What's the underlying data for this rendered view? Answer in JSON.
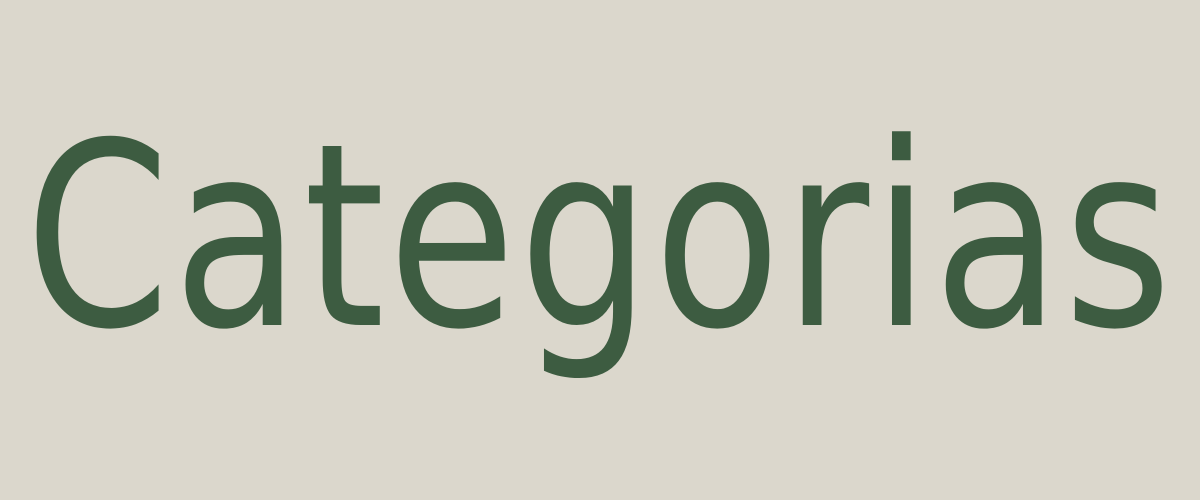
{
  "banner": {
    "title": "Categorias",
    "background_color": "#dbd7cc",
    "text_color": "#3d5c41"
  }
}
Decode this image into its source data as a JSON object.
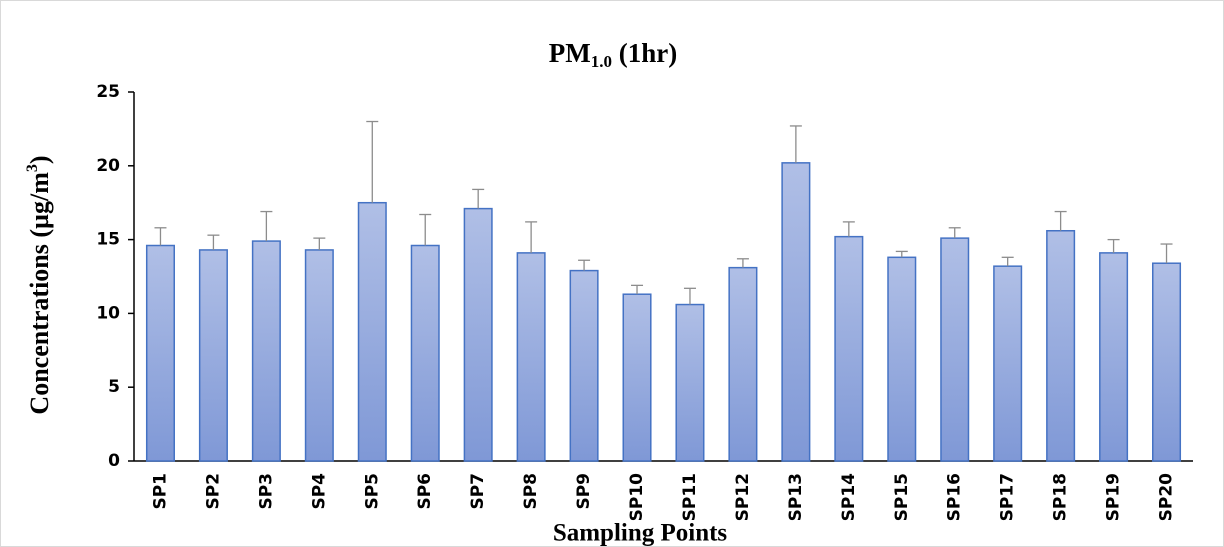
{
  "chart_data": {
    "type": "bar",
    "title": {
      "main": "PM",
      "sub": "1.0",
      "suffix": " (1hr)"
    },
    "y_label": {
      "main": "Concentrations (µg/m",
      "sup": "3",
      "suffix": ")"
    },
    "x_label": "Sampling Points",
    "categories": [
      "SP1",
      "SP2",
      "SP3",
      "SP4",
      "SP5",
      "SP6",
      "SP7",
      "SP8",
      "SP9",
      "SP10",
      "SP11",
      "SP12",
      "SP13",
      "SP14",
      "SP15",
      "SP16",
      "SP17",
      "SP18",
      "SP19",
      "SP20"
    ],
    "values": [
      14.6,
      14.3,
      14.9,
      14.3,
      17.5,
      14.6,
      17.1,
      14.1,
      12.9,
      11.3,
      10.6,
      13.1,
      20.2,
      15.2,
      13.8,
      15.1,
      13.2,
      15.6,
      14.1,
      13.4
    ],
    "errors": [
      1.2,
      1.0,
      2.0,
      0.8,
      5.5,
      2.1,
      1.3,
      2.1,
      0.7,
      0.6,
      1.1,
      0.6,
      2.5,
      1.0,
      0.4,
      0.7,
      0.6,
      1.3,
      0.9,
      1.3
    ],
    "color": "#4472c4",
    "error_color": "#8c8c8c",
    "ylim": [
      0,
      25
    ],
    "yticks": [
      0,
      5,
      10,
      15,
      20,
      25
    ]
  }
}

---

The exercise | Without the pictures, repeat all the records word for word.

Response to the task |
What's the underlying data for this rendered view? Answer in JSON.
{
  "banner": {
    "title": "Categorias",
    "background_color": "#dbd7cc",
    "text_color": "#3d5c41"
  }
}
Decode this image into its source data as a JSON object.
{
  "chart_data": {
    "type": "bar",
    "title": {
      "main": "PM",
      "sub": "1.0",
      "suffix": " (1hr)"
    },
    "y_label": {
      "main": "Concentrations (µg/m",
      "sup": "3",
      "suffix": ")"
    },
    "x_label": "Sampling Points",
    "categories": [
      "SP1",
      "SP2",
      "SP3",
      "SP4",
      "SP5",
      "SP6",
      "SP7",
      "SP8",
      "SP9",
      "SP10",
      "SP11",
      "SP12",
      "SP13",
      "SP14",
      "SP15",
      "SP16",
      "SP17",
      "SP18",
      "SP19",
      "SP20"
    ],
    "values": [
      14.6,
      14.3,
      14.9,
      14.3,
      17.5,
      14.6,
      17.1,
      14.1,
      12.9,
      11.3,
      10.6,
      13.1,
      20.2,
      15.2,
      13.8,
      15.1,
      13.2,
      15.6,
      14.1,
      13.4
    ],
    "errors": [
      1.2,
      1.0,
      2.0,
      0.8,
      5.5,
      2.1,
      1.3,
      2.1,
      0.7,
      0.6,
      1.1,
      0.6,
      2.5,
      1.0,
      0.4,
      0.7,
      0.6,
      1.3,
      0.9,
      1.3
    ],
    "color": "#4472c4",
    "error_color": "#8c8c8c",
    "ylim": [
      0,
      25
    ],
    "yticks": [
      0,
      5,
      10,
      15,
      20,
      25
    ]
  }
}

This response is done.